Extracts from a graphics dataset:
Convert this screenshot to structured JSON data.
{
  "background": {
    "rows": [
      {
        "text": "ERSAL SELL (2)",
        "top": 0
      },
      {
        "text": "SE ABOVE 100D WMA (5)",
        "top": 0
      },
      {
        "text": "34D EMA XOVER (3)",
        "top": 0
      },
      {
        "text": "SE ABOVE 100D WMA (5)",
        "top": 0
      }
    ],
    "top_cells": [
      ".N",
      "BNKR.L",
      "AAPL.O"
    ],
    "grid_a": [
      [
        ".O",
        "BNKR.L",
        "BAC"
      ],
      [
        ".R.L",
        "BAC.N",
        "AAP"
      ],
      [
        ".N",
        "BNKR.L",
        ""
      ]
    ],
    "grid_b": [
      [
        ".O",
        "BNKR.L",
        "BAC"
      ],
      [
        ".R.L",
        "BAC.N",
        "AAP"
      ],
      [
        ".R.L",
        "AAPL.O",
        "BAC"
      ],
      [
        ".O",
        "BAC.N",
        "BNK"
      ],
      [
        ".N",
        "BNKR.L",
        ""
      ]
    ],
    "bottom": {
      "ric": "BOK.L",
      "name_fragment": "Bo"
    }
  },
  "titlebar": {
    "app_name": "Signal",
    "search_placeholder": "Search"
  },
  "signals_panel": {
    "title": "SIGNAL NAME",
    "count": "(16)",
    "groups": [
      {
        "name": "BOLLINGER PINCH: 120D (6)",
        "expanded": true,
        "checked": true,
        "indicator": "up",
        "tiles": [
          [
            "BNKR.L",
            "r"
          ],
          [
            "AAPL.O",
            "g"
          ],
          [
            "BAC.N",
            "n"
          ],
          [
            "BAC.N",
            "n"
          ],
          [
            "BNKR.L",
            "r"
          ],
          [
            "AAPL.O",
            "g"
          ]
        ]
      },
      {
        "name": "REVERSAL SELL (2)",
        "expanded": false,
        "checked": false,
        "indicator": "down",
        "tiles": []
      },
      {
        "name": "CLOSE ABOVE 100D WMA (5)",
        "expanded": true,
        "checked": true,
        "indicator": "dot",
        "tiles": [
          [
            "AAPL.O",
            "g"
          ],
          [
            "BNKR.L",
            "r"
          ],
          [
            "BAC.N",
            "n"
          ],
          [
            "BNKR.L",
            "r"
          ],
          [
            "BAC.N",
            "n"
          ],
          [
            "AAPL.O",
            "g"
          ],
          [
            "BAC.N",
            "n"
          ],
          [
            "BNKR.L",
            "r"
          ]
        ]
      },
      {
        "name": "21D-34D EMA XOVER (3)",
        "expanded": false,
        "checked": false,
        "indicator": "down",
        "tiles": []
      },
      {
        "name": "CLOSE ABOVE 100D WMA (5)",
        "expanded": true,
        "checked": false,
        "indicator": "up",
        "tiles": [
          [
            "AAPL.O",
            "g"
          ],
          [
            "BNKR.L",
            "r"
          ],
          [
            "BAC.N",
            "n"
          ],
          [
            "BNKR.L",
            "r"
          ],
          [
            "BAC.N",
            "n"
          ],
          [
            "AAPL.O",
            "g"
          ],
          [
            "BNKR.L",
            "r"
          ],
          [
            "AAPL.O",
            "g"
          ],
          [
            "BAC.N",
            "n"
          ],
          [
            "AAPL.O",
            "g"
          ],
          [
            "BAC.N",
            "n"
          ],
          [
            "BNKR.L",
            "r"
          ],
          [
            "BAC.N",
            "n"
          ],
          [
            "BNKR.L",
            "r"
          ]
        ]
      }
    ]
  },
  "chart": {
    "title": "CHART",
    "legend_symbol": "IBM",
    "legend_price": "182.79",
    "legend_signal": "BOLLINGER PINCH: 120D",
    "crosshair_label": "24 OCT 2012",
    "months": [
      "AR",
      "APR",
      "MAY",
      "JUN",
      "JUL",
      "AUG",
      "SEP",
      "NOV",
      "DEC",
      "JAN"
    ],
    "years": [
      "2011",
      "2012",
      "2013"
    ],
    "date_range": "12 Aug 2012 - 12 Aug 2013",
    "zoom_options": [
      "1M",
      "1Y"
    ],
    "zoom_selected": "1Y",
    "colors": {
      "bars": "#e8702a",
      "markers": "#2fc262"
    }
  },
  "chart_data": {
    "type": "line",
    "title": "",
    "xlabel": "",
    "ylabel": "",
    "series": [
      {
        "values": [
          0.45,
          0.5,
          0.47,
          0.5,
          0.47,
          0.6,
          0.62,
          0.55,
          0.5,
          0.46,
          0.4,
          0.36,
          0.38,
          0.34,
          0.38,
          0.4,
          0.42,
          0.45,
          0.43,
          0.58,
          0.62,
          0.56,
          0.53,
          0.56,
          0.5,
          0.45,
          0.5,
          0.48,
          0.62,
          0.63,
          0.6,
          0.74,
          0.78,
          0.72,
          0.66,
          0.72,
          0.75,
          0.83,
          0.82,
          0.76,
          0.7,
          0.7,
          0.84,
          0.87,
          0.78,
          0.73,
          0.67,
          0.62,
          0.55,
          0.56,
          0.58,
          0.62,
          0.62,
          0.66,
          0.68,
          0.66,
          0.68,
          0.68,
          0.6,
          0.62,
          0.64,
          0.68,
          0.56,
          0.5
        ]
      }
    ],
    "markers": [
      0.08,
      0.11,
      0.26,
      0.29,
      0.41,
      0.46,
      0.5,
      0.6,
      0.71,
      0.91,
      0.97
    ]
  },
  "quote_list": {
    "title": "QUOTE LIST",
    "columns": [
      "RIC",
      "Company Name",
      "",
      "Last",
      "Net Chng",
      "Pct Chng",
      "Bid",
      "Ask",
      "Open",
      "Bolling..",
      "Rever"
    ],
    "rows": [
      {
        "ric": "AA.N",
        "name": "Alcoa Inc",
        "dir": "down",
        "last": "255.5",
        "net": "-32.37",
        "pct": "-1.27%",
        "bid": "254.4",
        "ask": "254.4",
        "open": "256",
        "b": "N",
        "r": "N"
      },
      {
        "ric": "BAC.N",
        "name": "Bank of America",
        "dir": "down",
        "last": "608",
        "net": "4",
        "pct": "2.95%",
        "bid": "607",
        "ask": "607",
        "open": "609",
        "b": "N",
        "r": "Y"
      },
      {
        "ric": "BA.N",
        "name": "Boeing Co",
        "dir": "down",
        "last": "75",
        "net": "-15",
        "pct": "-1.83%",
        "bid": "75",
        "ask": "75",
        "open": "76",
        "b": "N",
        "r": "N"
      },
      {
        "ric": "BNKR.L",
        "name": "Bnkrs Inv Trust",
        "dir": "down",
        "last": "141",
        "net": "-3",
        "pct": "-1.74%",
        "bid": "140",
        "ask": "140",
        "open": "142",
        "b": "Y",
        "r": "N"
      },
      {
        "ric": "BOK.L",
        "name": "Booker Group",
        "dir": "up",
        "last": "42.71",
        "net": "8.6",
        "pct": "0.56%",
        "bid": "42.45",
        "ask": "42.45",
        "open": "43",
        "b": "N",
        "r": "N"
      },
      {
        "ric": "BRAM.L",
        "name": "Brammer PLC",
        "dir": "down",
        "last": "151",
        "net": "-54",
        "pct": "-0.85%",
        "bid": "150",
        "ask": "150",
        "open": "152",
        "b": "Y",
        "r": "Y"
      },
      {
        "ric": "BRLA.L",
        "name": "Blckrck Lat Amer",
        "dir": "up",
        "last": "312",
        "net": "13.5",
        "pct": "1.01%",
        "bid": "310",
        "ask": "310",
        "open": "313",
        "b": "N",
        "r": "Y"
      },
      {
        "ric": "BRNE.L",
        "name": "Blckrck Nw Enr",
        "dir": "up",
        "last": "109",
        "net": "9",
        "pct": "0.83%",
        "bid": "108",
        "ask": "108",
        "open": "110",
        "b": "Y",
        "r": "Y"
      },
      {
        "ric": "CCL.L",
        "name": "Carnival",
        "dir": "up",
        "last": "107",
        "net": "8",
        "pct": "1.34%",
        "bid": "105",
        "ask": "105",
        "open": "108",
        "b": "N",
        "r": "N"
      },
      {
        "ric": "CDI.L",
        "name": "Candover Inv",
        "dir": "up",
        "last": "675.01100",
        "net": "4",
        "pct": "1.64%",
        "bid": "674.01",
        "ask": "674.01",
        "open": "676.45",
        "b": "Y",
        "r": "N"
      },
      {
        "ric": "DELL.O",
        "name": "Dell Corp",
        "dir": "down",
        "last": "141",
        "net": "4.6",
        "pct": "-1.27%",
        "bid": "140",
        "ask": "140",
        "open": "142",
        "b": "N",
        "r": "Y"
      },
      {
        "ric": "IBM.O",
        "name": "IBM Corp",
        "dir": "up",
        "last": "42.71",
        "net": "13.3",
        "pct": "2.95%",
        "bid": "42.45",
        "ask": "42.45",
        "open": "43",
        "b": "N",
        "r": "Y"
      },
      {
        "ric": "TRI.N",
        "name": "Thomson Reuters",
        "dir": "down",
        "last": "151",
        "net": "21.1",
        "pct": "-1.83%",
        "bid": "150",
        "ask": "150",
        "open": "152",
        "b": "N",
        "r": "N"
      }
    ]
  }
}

▶ Given exercise
Whichever lines contain the string "Blckrck", select and copy them.

▶ Correct result
        "name": "Blckrck Lat Amer",
        "name": "Blckrck Nw Enr",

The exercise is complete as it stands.